To be done:
Copy out each line of the data holding "Orlové".
>> BEGIN
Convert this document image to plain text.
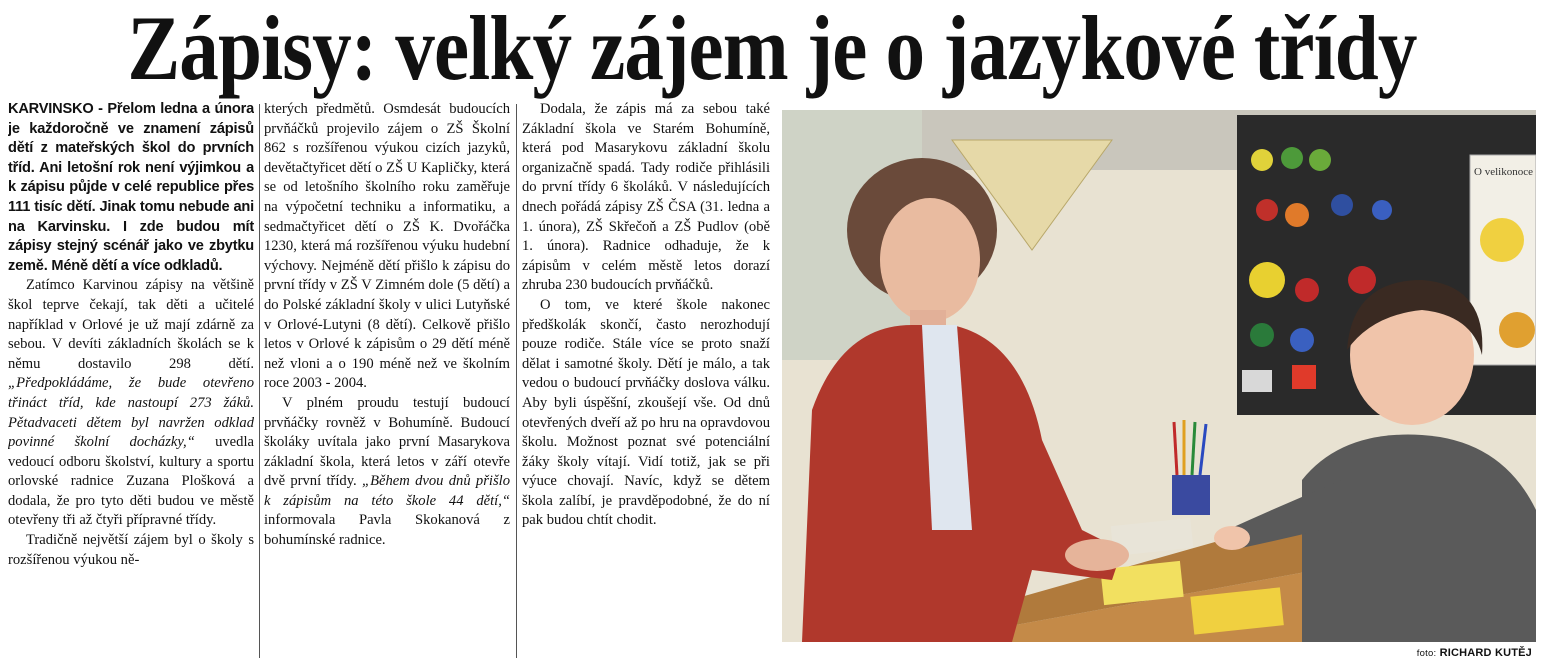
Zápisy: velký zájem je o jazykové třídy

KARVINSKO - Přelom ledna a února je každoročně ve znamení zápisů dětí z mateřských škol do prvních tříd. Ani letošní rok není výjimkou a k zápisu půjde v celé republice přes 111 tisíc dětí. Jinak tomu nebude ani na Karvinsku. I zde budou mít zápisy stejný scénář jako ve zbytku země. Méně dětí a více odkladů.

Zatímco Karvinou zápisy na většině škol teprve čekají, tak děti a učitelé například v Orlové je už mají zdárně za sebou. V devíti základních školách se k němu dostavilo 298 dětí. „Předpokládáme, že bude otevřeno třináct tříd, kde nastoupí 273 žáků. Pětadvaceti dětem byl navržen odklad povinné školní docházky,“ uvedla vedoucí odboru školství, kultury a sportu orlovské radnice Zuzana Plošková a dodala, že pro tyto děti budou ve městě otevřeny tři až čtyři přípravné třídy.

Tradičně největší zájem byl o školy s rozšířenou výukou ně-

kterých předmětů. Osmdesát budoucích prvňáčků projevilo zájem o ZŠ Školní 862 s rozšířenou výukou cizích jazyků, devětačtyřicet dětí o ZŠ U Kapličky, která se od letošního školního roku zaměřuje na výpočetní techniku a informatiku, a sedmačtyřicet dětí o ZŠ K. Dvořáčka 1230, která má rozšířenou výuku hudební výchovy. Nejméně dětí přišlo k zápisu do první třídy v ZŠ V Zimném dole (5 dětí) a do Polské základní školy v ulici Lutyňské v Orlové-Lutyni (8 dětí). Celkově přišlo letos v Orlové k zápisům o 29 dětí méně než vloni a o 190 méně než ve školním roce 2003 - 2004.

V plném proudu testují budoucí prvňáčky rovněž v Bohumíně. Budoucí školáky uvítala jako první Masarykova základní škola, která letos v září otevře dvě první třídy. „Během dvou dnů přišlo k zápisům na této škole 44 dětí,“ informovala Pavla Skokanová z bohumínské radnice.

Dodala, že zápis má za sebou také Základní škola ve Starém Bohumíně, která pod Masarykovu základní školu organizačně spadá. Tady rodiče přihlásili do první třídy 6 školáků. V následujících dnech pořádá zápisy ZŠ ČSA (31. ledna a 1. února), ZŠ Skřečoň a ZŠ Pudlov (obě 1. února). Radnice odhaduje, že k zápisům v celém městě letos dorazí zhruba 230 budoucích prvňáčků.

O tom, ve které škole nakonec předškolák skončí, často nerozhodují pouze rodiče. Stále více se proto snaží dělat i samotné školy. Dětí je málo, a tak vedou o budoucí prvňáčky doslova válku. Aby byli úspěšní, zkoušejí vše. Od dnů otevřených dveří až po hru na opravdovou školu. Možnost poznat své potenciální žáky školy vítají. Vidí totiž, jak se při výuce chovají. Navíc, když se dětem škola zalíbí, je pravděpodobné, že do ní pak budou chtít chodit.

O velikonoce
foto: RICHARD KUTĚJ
>> END
>> BEGIN
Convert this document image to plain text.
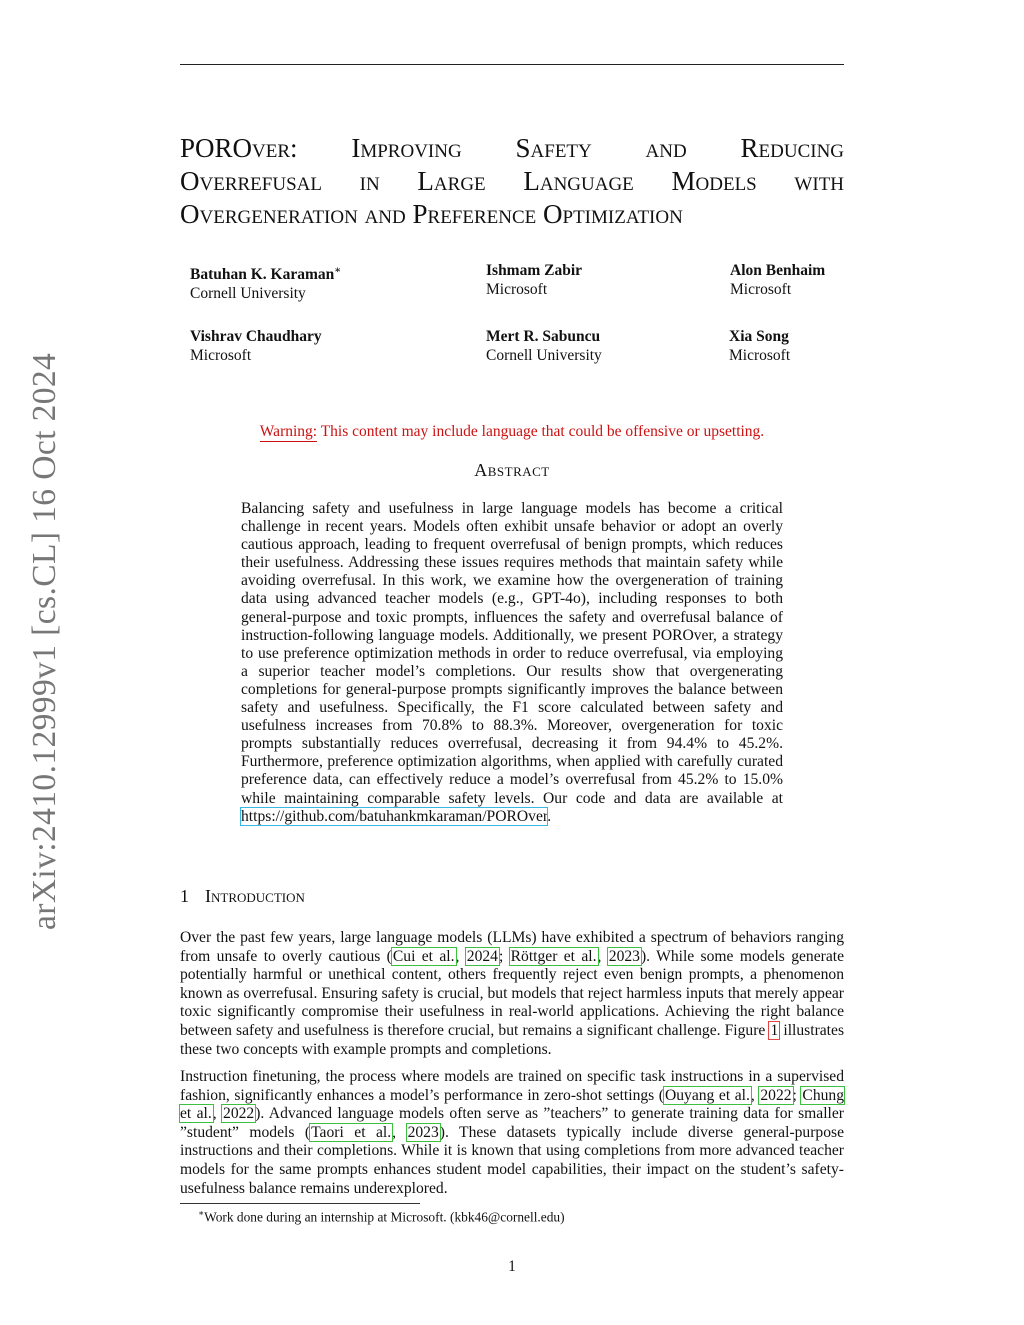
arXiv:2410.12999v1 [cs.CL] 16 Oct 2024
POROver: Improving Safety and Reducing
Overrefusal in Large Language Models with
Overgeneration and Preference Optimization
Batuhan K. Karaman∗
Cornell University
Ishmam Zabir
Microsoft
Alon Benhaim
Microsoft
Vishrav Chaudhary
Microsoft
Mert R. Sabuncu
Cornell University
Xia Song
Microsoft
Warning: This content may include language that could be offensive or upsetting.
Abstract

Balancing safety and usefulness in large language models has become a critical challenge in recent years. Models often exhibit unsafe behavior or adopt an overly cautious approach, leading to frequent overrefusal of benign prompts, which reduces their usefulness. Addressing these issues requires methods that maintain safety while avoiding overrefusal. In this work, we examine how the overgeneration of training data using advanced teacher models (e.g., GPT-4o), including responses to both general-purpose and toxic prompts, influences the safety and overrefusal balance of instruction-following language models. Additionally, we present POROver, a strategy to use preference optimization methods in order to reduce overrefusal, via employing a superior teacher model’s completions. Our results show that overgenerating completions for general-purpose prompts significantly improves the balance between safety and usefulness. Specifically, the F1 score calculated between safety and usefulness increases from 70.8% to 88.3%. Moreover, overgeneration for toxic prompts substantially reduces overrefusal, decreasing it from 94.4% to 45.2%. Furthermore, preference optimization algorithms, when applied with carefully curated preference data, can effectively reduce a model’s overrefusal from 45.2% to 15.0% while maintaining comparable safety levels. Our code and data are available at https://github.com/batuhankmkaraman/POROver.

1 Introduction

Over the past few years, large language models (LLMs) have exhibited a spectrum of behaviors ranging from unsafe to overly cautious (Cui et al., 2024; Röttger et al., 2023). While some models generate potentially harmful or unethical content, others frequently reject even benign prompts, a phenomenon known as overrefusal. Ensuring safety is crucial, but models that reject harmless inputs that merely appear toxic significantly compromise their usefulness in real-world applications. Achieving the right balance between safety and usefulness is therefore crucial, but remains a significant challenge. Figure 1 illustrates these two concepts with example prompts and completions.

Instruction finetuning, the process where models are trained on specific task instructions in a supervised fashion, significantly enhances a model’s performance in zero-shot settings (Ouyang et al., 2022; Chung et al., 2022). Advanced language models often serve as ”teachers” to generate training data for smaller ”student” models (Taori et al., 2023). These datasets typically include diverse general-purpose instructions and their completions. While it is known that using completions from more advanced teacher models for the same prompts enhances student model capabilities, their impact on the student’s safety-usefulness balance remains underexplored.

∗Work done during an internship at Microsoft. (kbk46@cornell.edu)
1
>> END
Answer to this task:
Zatímco Karvinou zápisy na většině škol teprve čekají, tak děti a učitelé například v Orlové je už mají zdárně za sebou. V devíti základních školách se k němu dostavilo 298 dětí. „Předpokládáme, že bude otevřeno třináct tříd, kde nastoupí 273 žáků. Pětadvaceti dětem byl navržen odklad povinné školní docházky,“ uvedla vedoucí odboru školství, kultury a sportu orlovské radnice Zuzana Plošková a dodala, že pro tyto děti budou ve městě otevřeny tři až čtyři přípravné třídy.
kterých předmětů. Osmdesát budoucích prvňáčků projevilo zájem o ZŠ Školní 862 s rozšířenou výukou cizích jazyků, devětačtyřicet dětí o ZŠ U Kapličky, která se od letošního školního roku zaměřuje na výpočetní techniku a informatiku, a sedmačtyřicet dětí o ZŠ K. Dvořáčka 1230, která má rozšířenou výuku hudební výchovy. Nejméně dětí přišlo k zápisu do první třídy v ZŠ V Zimném dole (5 dětí) a do Polské základní školy v ulici Lutyňské v Orlové-Lutyni (8 dětí). Celkově přišlo letos v Orlové k zápisům o 29 dětí méně než vloni a o 190 méně než ve školním roce 2003 - 2004.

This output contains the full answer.